• [Instructions to follow]:
Using the material below, copy every line where "title" appears.

• [Record set]:
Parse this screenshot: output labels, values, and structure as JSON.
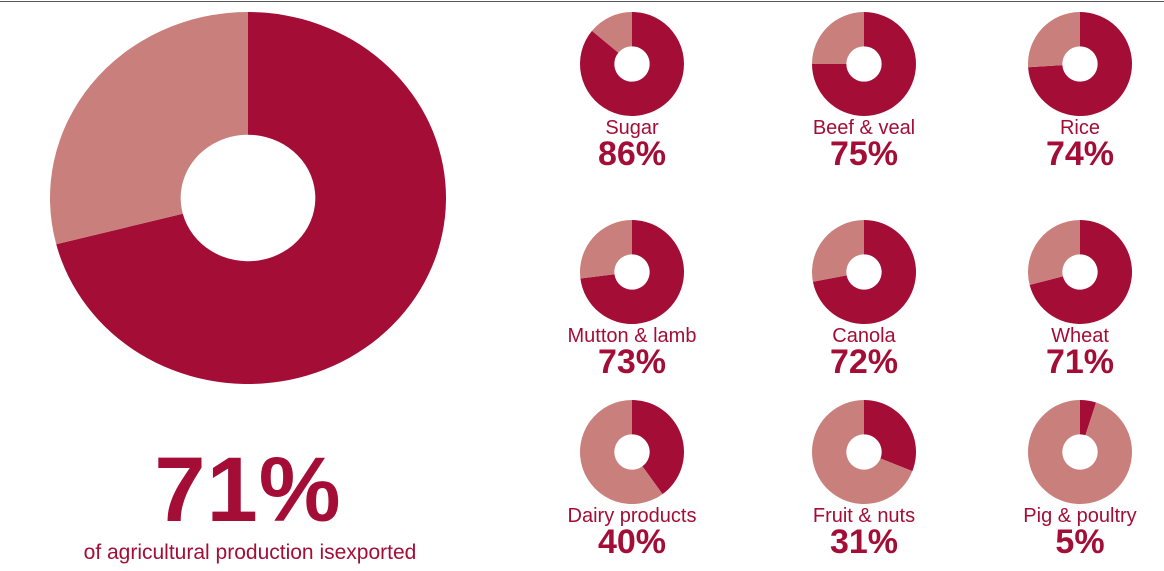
{
  "colors": {
    "exported": "#a30d36",
    "not_exported": "#c97f7b",
    "text": "#a30d36"
  },
  "headline": {
    "value": "71%",
    "caption": "of agricultural production isexported"
  },
  "chart_data": [
    {
      "type": "pie",
      "variant": "donut",
      "title": "",
      "slices": [
        {
          "value": 71,
          "color": "#a30d36"
        },
        {
          "value": 29,
          "color": "#c97f7b"
        }
      ]
    },
    {
      "type": "pie",
      "variant": "donut",
      "title": "Sugar",
      "value_label": "86%",
      "slices": [
        {
          "value": 86,
          "color": "#a30d36"
        },
        {
          "value": 14,
          "color": "#c97f7b"
        }
      ]
    },
    {
      "type": "pie",
      "variant": "donut",
      "title": "Beef & veal",
      "value_label": "75%",
      "slices": [
        {
          "value": 75,
          "color": "#a30d36"
        },
        {
          "value": 25,
          "color": "#c97f7b"
        }
      ]
    },
    {
      "type": "pie",
      "variant": "donut",
      "title": "Rice",
      "value_label": "74%",
      "slices": [
        {
          "value": 74,
          "color": "#a30d36"
        },
        {
          "value": 26,
          "color": "#c97f7b"
        }
      ]
    },
    {
      "type": "pie",
      "variant": "donut",
      "title": "Mutton & lamb",
      "value_label": "73%",
      "slices": [
        {
          "value": 73,
          "color": "#a30d36"
        },
        {
          "value": 27,
          "color": "#c97f7b"
        }
      ]
    },
    {
      "type": "pie",
      "variant": "donut",
      "title": "Canola",
      "value_label": "72%",
      "slices": [
        {
          "value": 72,
          "color": "#a30d36"
        },
        {
          "value": 28,
          "color": "#c97f7b"
        }
      ]
    },
    {
      "type": "pie",
      "variant": "donut",
      "title": "Wheat",
      "value_label": "71%",
      "slices": [
        {
          "value": 71,
          "color": "#a30d36"
        },
        {
          "value": 29,
          "color": "#c97f7b"
        }
      ]
    },
    {
      "type": "pie",
      "variant": "donut",
      "title": "Dairy products",
      "value_label": "40%",
      "slices": [
        {
          "value": 40,
          "color": "#a30d36"
        },
        {
          "value": 60,
          "color": "#c97f7b"
        }
      ]
    },
    {
      "type": "pie",
      "variant": "donut",
      "title": "Fruit & nuts",
      "value_label": "31%",
      "slices": [
        {
          "value": 31,
          "color": "#a30d36"
        },
        {
          "value": 69,
          "color": "#c97f7b"
        }
      ]
    },
    {
      "type": "pie",
      "variant": "donut",
      "title": "Pig & poultry",
      "value_label": "5%",
      "slices": [
        {
          "value": 5,
          "color": "#a30d36"
        },
        {
          "value": 95,
          "color": "#c97f7b"
        }
      ]
    }
  ]
}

• [Answer to this problem]:
      "title": "",
      "title": "Sugar",
      "title": "Beef & veal",
      "title": "Rice",
      "title": "Mutton & lamb",
      "title": "Canola",
      "title": "Wheat",
      "title": "Dairy products",
      "title": "Fruit & nuts",
      "title": "Pig & poultry",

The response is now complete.